#### [WHAT TO DO]
Copy out each line of the material below that holds the string "title".

[Data entries for graphics]
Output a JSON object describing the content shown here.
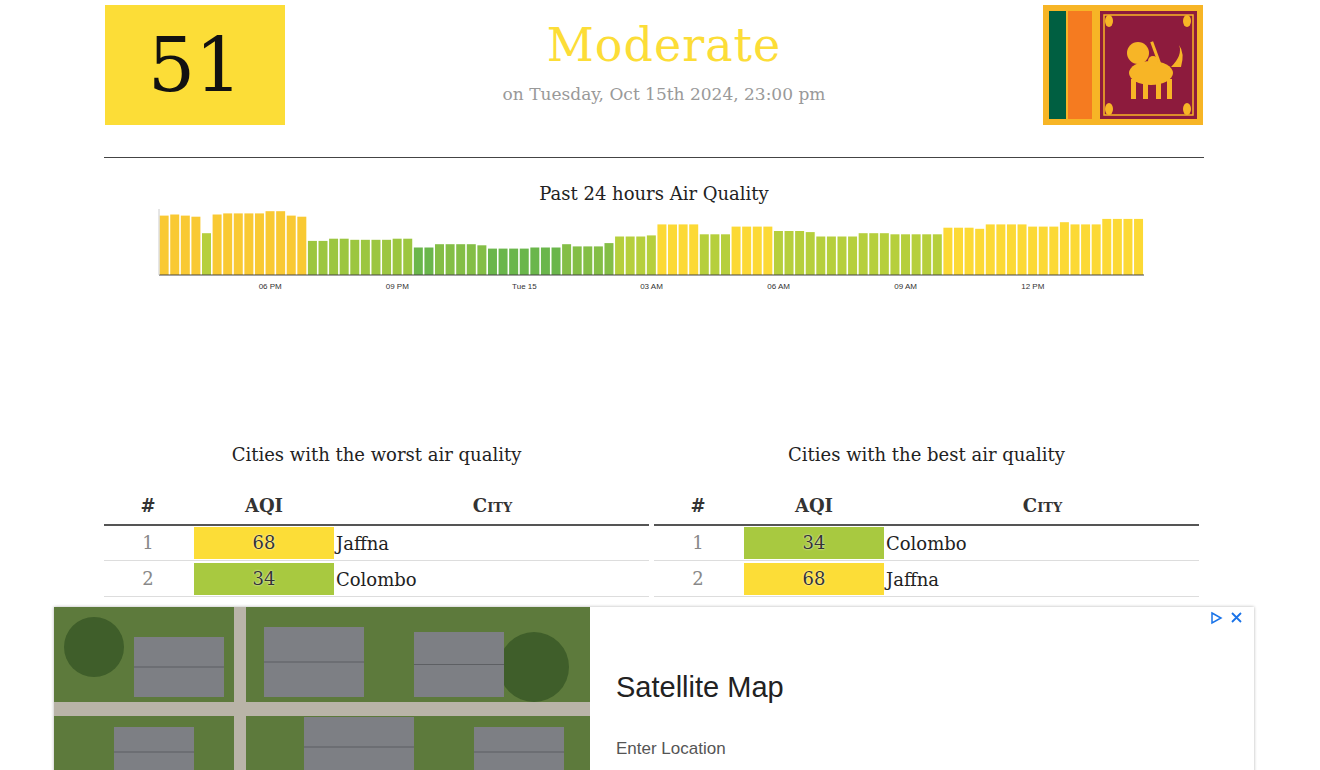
{
  "header": {
    "aqi": 51,
    "status": "Moderate",
    "date": "on Tuesday, Oct 15th 2024, 23:00 pm",
    "color": "#fcdd37"
  },
  "chart_data": {
    "type": "bar",
    "title": "Past 24 hours Air Quality",
    "categories": [
      null,
      null,
      null,
      null,
      null,
      null,
      null,
      null,
      null,
      null,
      "06 PM",
      null,
      null,
      null,
      null,
      null,
      null,
      null,
      null,
      null,
      null,
      null,
      "09 PM",
      null,
      null,
      null,
      null,
      null,
      null,
      null,
      null,
      null,
      null,
      null,
      "Tue 15",
      null,
      null,
      null,
      null,
      null,
      null,
      null,
      null,
      null,
      null,
      null,
      "03 AM",
      null,
      null,
      null,
      null,
      null,
      null,
      null,
      null,
      null,
      null,
      null,
      "06 AM",
      null,
      null,
      null,
      null,
      null,
      null,
      null,
      null,
      null,
      null,
      null,
      "09 AM",
      null,
      null,
      null,
      null,
      null,
      null,
      null,
      null,
      null,
      null,
      null,
      "12 PM",
      null,
      null,
      null,
      null,
      null,
      null,
      null,
      null,
      null,
      null
    ],
    "values": [
      54,
      55,
      54,
      53,
      38,
      55,
      56,
      56,
      56,
      56,
      58,
      58,
      54,
      53,
      31,
      31,
      33,
      33,
      32,
      32,
      32,
      32,
      33,
      33,
      25,
      25,
      28,
      28,
      28,
      28,
      27,
      24,
      24,
      24,
      24,
      25,
      25,
      25,
      28,
      26,
      26,
      26,
      29,
      35,
      35,
      35,
      36,
      46,
      46,
      46,
      46,
      37,
      37,
      37,
      44,
      44,
      44,
      44,
      40,
      40,
      40,
      39,
      35,
      35,
      35,
      35,
      38,
      38,
      38,
      37,
      37,
      37,
      37,
      37,
      43,
      43,
      43,
      42,
      46,
      46,
      46,
      46,
      44,
      44,
      44,
      48,
      46,
      46,
      46,
      51,
      51,
      51,
      51
    ],
    "colors": [
      "#f9c933",
      "#f9c933",
      "#f9c933",
      "#f9c933",
      "#b6cf3c",
      "#f9c933",
      "#f9c933",
      "#f9c933",
      "#f9c933",
      "#f9c933",
      "#f9c933",
      "#f9c933",
      "#f9c933",
      "#f9c933",
      "#9cc640",
      "#9cc640",
      "#9cc640",
      "#9cc640",
      "#9cc640",
      "#9cc640",
      "#9cc640",
      "#9cc640",
      "#9cc640",
      "#9cc640",
      "#6ab64b",
      "#6ab64b",
      "#84be46",
      "#84be46",
      "#84be46",
      "#84be46",
      "#84be46",
      "#6ab64b",
      "#6ab64b",
      "#6ab64b",
      "#6ab64b",
      "#6ab64b",
      "#6ab64b",
      "#6ab64b",
      "#84be46",
      "#84be46",
      "#84be46",
      "#84be46",
      "#84be46",
      "#b6cf3c",
      "#b6cf3c",
      "#b6cf3c",
      "#b6cf3c",
      "#fcd935",
      "#fcd935",
      "#fcd935",
      "#fcd935",
      "#b6cf3c",
      "#b6cf3c",
      "#b6cf3c",
      "#fcd935",
      "#fcd935",
      "#fcd935",
      "#fcd935",
      "#b6cf3c",
      "#b6cf3c",
      "#b6cf3c",
      "#b6cf3c",
      "#b6cf3c",
      "#b6cf3c",
      "#b6cf3c",
      "#b6cf3c",
      "#b6cf3c",
      "#b6cf3c",
      "#b6cf3c",
      "#b6cf3c",
      "#b6cf3c",
      "#b6cf3c",
      "#b6cf3c",
      "#b6cf3c",
      "#fcd935",
      "#fcd935",
      "#fcd935",
      "#fcd935",
      "#fcd935",
      "#fcd935",
      "#fcd935",
      "#fcd935",
      "#fcd935",
      "#fcd935",
      "#fcd935",
      "#fcd935",
      "#fcd935",
      "#fcd935",
      "#fcd935",
      "#fcd935",
      "#fcd935",
      "#fcd935",
      "#fcd935"
    ],
    "ylim": [
      0,
      60
    ],
    "grid": false,
    "tick_labels": "x"
  },
  "tables": [
    {
      "title": "Cities with the worst air quality",
      "columns": [
        "#",
        "AQI",
        "City"
      ],
      "rows": [
        {
          "rank": 1,
          "aqi": 68,
          "city": "Jaffna",
          "color": "#fcdd37"
        },
        {
          "rank": 2,
          "aqi": 34,
          "city": "Colombo",
          "color": "#a8c940"
        }
      ]
    },
    {
      "title": "Cities with the best air quality",
      "columns": [
        "#",
        "AQI",
        "City"
      ],
      "rows": [
        {
          "rank": 1,
          "aqi": 34,
          "city": "Colombo",
          "color": "#a8c940"
        },
        {
          "rank": 2,
          "aqi": 68,
          "city": "Jaffna",
          "color": "#fcdd37"
        }
      ]
    }
  ],
  "ad": {
    "title": "Satellite Map",
    "placeholder": "Enter Location"
  }
}
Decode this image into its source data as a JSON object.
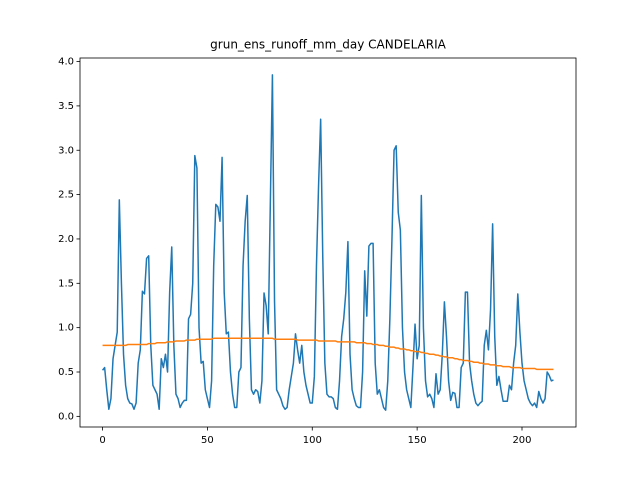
{
  "chart_data": {
    "type": "line",
    "title": "grun_ens_runoff_mm_day CANDELARIA",
    "x": [
      0,
      1,
      2,
      3,
      4,
      5,
      6,
      7,
      8,
      9,
      10,
      11,
      12,
      13,
      14,
      15,
      16,
      17,
      18,
      19,
      20,
      21,
      22,
      23,
      24,
      25,
      26,
      27,
      28,
      29,
      30,
      31,
      32,
      33,
      34,
      35,
      36,
      37,
      38,
      39,
      40,
      41,
      42,
      43,
      44,
      45,
      46,
      47,
      48,
      49,
      50,
      51,
      52,
      53,
      54,
      55,
      56,
      57,
      58,
      59,
      60,
      61,
      62,
      63,
      64,
      65,
      66,
      67,
      68,
      69,
      70,
      71,
      72,
      73,
      74,
      75,
      76,
      77,
      78,
      79,
      80,
      81,
      82,
      83,
      84,
      85,
      86,
      87,
      88,
      89,
      90,
      91,
      92,
      93,
      94,
      95,
      96,
      97,
      98,
      99,
      100,
      101,
      102,
      103,
      104,
      105,
      106,
      107,
      108,
      109,
      110,
      111,
      112,
      113,
      114,
      115,
      116,
      117,
      118,
      119,
      120,
      121,
      122,
      123,
      124,
      125,
      126,
      127,
      128,
      129,
      130,
      131,
      132,
      133,
      134,
      135,
      136,
      137,
      138,
      139,
      140,
      141,
      142,
      143,
      144,
      145,
      146,
      147,
      148,
      149,
      150,
      151,
      152,
      153,
      154,
      155,
      156,
      157,
      158,
      159,
      160,
      161,
      162,
      163,
      164,
      165,
      166,
      167,
      168,
      169,
      170,
      171,
      172,
      173,
      174,
      175,
      176,
      177,
      178,
      179,
      180,
      181,
      182,
      183,
      184,
      185,
      186,
      187,
      188,
      189,
      190,
      191,
      192,
      193,
      194,
      195,
      196,
      197,
      198,
      199,
      200,
      201,
      202,
      203,
      204,
      205,
      206,
      207,
      208,
      209,
      210,
      211,
      212,
      213,
      214,
      215
    ],
    "series": [
      {
        "color": "#1f77b4",
        "values": [
          0.52,
          0.55,
          0.3,
          0.08,
          0.2,
          0.65,
          0.8,
          0.95,
          2.44,
          1.5,
          0.7,
          0.35,
          0.2,
          0.15,
          0.14,
          0.08,
          0.15,
          0.6,
          0.75,
          1.41,
          1.38,
          1.78,
          1.81,
          0.8,
          0.35,
          0.3,
          0.25,
          0.08,
          0.65,
          0.55,
          0.7,
          0.5,
          1.4,
          1.91,
          0.8,
          0.25,
          0.2,
          0.1,
          0.15,
          0.18,
          0.18,
          1.1,
          1.15,
          1.5,
          2.94,
          2.8,
          1.0,
          0.6,
          0.62,
          0.3,
          0.2,
          0.1,
          0.4,
          1.7,
          2.39,
          2.36,
          2.2,
          2.92,
          1.4,
          0.93,
          0.95,
          0.5,
          0.25,
          0.1,
          0.1,
          0.5,
          0.55,
          1.7,
          2.2,
          2.49,
          1.1,
          0.3,
          0.25,
          0.3,
          0.28,
          0.15,
          0.4,
          1.39,
          1.25,
          0.93,
          2.4,
          3.85,
          1.3,
          0.3,
          0.25,
          0.2,
          0.12,
          0.08,
          0.1,
          0.3,
          0.45,
          0.6,
          0.93,
          0.75,
          0.6,
          0.8,
          0.5,
          0.35,
          0.25,
          0.15,
          0.15,
          0.45,
          1.7,
          2.6,
          3.35,
          1.8,
          0.6,
          0.25,
          0.22,
          0.22,
          0.2,
          0.1,
          0.08,
          0.4,
          0.9,
          1.1,
          1.4,
          1.97,
          0.7,
          0.3,
          0.2,
          0.12,
          0.1,
          0.1,
          0.5,
          1.64,
          1.13,
          1.92,
          1.95,
          1.95,
          0.6,
          0.25,
          0.3,
          0.2,
          0.1,
          0.07,
          0.4,
          1.1,
          2.0,
          3.0,
          3.05,
          2.3,
          2.1,
          1.0,
          0.5,
          0.3,
          0.2,
          0.1,
          0.55,
          1.04,
          0.65,
          0.8,
          2.49,
          1.0,
          0.4,
          0.22,
          0.25,
          0.2,
          0.1,
          0.48,
          0.25,
          0.3,
          0.7,
          1.29,
          0.9,
          0.4,
          0.18,
          0.27,
          0.26,
          0.1,
          0.1,
          0.55,
          0.6,
          1.4,
          1.4,
          0.6,
          0.4,
          0.25,
          0.15,
          0.12,
          0.15,
          0.17,
          0.8,
          0.97,
          0.75,
          1.2,
          2.17,
          0.9,
          0.35,
          0.45,
          0.3,
          0.17,
          0.17,
          0.17,
          0.35,
          0.3,
          0.6,
          0.8,
          1.38,
          0.95,
          0.6,
          0.4,
          0.3,
          0.2,
          0.15,
          0.12,
          0.15,
          0.1,
          0.28,
          0.2,
          0.15,
          0.2,
          0.5,
          0.46,
          0.4,
          0.41
        ]
      },
      {
        "color": "#ff7f0e",
        "values": [
          0.8,
          0.8,
          0.8,
          0.8,
          0.8,
          0.8,
          0.8,
          0.8,
          0.8,
          0.8,
          0.8,
          0.8,
          0.81,
          0.81,
          0.81,
          0.81,
          0.81,
          0.81,
          0.81,
          0.81,
          0.81,
          0.81,
          0.82,
          0.82,
          0.82,
          0.82,
          0.83,
          0.83,
          0.83,
          0.83,
          0.83,
          0.84,
          0.84,
          0.84,
          0.84,
          0.85,
          0.85,
          0.85,
          0.85,
          0.85,
          0.86,
          0.86,
          0.86,
          0.86,
          0.86,
          0.87,
          0.87,
          0.87,
          0.87,
          0.87,
          0.87,
          0.87,
          0.87,
          0.88,
          0.88,
          0.88,
          0.88,
          0.88,
          0.88,
          0.88,
          0.88,
          0.88,
          0.88,
          0.88,
          0.88,
          0.88,
          0.88,
          0.88,
          0.88,
          0.88,
          0.88,
          0.88,
          0.88,
          0.88,
          0.88,
          0.88,
          0.88,
          0.88,
          0.88,
          0.88,
          0.88,
          0.88,
          0.87,
          0.87,
          0.87,
          0.87,
          0.87,
          0.87,
          0.87,
          0.87,
          0.87,
          0.87,
          0.87,
          0.86,
          0.86,
          0.86,
          0.86,
          0.86,
          0.86,
          0.86,
          0.86,
          0.86,
          0.86,
          0.85,
          0.85,
          0.85,
          0.85,
          0.85,
          0.85,
          0.85,
          0.85,
          0.85,
          0.84,
          0.84,
          0.84,
          0.84,
          0.84,
          0.84,
          0.84,
          0.84,
          0.84,
          0.83,
          0.83,
          0.83,
          0.83,
          0.83,
          0.82,
          0.82,
          0.82,
          0.81,
          0.81,
          0.81,
          0.8,
          0.8,
          0.8,
          0.79,
          0.79,
          0.78,
          0.78,
          0.78,
          0.77,
          0.77,
          0.76,
          0.76,
          0.76,
          0.75,
          0.75,
          0.74,
          0.74,
          0.73,
          0.73,
          0.73,
          0.72,
          0.72,
          0.71,
          0.71,
          0.7,
          0.7,
          0.7,
          0.69,
          0.69,
          0.68,
          0.68,
          0.67,
          0.67,
          0.66,
          0.66,
          0.66,
          0.65,
          0.65,
          0.64,
          0.64,
          0.63,
          0.63,
          0.63,
          0.62,
          0.62,
          0.61,
          0.61,
          0.61,
          0.6,
          0.6,
          0.59,
          0.59,
          0.59,
          0.58,
          0.58,
          0.58,
          0.57,
          0.57,
          0.57,
          0.56,
          0.56,
          0.56,
          0.56,
          0.55,
          0.55,
          0.55,
          0.55,
          0.55,
          0.54,
          0.54,
          0.54,
          0.54,
          0.54,
          0.54,
          0.54,
          0.53,
          0.53,
          0.53,
          0.53,
          0.53,
          0.53,
          0.53,
          0.53,
          0.53
        ]
      }
    ],
    "xlim": [
      -10.75,
      225.75
    ],
    "xticks": [
      0,
      50,
      100,
      150,
      200
    ],
    "ylim": [
      -0.12,
      4.04
    ],
    "yticks": [
      {
        "value": 0,
        "label": "0.0"
      },
      0.5,
      {
        "value": 1,
        "label": "1.0"
      },
      1.5,
      {
        "value": 2,
        "label": "2.0"
      },
      2.5,
      {
        "value": 3,
        "label": "3.0"
      },
      3.5,
      {
        "value": 4,
        "label": "4.0"
      }
    ]
  }
}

#### [SOLUTION BELOW]
    "title": "Past 24 hours Air Quality",
      "title": "Cities with the worst air quality",
      "title": "Cities with the best air quality",
    "title": "Satellite Map",
    "title": "grun_ens_runoff_mm_day CANDELARIA",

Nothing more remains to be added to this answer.